■ Work to complete
**1.** Using the notes on UK Naric and refugee professionals, decide whether each statement agrees with them. (a) Refugees need a visa to work in the UK. (b) Employers assess applicants against Job Descriptions/Person Specifications, not Chartered Status. (c) A UK Naric opinion can be had free from careers services that hold a UK Naric subscription. Answer each with yes or no and quote the words that decide it.
**2.** Print the part of the notes on UK Naric and refugee professionals between "For refugee teachers, engineers" and "application forms.", inclusive.

■ Passage to read
Discussion about the UK Naric opinion being a powerful
opinion and sometimes not clear that it is an opinion that is optional for
institutions to use or not.
For refugee teachers, engineers and other professionals
can be a great source of problems when looking for work or further study –
without an assessment of experiential learning to balance any low UK Naric
opinion.
Question about whether UK Naric takes into consideration
published work by experienced professionals/ academics. That should be at least made clear on CV and
application forms.
Payment – opinion available free from careers services who
have a UK naric subscription.
Discussion that UK Naric’s view is only one part of
someone’s profile that they present to employers and professional bodies and
Colleges. Employers are not assessing
applicants against Chartered Status. They are assessing against Job
Descriptions/Person Specifications. The key is mutual communication. Also to
clearly present added value that an experienced professional from overseas
presents to a UK employer.
3) Small group notes:
(4 groups) Questions:
What are the main issues keeping employers and
professionals who are refugees apart? What are some reasons for those issues
existing? What can be done?
Key written points
recorded by small groups:
·
Rights Many employers and particularly
recruitment agencies are under-informed about the legal and skills status of
refugees in the jobs market. Many believe that refugees may not work or require
complicated visa applications, which is not the case. Refugees do not require a
visa and already have a national insurance number.
·
Assessment systems Many organisations have systems
for assessing overseas qualifications or experience that disadvantage
experienced overseas professionals who are forced to come to the UK, with no
professional contacts. This especially affects mid-career professionals, who
have not yet had the opportunity to gain UK experience. This eventually drives
them out of the market.

■ Dataset
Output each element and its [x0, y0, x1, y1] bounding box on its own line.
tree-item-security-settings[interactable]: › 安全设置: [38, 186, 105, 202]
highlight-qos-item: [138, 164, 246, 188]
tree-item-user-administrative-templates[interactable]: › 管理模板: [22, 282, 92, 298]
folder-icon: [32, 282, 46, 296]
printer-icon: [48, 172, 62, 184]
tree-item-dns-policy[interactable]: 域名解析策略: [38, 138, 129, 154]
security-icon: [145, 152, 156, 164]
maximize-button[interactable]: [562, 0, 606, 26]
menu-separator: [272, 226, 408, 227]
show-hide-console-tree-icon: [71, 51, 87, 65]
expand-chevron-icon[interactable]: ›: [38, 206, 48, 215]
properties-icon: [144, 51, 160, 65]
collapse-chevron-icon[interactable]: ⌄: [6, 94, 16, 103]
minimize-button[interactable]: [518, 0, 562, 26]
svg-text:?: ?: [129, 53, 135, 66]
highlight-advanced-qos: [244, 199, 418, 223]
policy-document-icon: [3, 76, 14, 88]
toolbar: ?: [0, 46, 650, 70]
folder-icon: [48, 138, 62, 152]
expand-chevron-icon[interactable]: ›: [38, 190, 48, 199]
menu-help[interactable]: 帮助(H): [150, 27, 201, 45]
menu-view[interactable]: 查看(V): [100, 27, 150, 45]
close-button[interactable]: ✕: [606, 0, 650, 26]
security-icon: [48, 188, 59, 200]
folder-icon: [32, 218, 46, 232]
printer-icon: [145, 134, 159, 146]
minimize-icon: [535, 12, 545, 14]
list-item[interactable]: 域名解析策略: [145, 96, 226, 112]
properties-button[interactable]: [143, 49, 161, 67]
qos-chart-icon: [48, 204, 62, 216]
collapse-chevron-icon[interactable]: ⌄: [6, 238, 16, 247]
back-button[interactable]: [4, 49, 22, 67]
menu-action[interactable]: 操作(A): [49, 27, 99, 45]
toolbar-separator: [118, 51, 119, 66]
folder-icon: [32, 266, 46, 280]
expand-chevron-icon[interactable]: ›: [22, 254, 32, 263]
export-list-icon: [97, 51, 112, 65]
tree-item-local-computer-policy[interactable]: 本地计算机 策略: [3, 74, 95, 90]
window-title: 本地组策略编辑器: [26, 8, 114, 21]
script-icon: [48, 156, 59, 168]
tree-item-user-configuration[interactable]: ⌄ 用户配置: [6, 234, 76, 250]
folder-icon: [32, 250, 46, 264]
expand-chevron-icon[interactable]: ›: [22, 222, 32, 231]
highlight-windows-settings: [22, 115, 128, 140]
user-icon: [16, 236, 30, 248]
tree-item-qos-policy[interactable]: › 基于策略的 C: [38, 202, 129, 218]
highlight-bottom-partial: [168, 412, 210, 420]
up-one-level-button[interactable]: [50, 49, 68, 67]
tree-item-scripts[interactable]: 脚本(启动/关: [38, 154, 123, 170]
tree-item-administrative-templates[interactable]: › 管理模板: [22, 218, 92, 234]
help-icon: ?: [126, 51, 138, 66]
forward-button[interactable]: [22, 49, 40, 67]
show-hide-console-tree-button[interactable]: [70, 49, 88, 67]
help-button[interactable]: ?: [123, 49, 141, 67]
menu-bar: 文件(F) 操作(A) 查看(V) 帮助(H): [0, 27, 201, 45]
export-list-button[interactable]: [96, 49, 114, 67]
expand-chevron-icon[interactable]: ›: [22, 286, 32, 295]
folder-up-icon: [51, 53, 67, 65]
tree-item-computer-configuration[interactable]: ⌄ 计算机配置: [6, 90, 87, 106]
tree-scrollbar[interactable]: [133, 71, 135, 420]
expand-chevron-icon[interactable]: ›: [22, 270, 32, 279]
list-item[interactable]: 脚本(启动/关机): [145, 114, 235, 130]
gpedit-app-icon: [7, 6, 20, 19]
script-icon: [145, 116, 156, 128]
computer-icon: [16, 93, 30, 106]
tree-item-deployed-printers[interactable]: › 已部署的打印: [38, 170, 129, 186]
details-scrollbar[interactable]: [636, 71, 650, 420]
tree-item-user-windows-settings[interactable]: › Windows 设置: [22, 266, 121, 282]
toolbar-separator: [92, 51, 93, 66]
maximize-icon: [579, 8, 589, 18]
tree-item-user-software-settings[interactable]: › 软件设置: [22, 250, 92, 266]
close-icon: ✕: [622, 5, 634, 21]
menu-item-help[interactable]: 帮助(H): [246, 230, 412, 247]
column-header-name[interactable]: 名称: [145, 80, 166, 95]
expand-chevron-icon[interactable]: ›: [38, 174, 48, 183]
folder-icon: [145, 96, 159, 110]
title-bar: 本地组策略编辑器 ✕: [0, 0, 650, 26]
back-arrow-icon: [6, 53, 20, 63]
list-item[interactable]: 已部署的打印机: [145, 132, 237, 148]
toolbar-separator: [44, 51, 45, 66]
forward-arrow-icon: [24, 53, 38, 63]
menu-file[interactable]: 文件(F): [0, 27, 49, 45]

■ Final results
**1.**
(a) No: "Refugees do not require a visa and already have a national insurance number."
(b) Yes: "Employers are not assessing applicants against Chartered Status. They are assessing against Job Descriptions/Person Specifications."
(c) Yes: "opinion available free from careers services who have a UK naric subscription."

**2.**
For refugee teachers, engineers and other professionals
can be a great source of problems when looking for work or further study –
without an assessment of experiential learning to balance any low UK Naric
opinion.
Question about whether UK Naric takes into consideration
published work by experienced professionals/ academics. That should be at least made clear on CV and
application forms.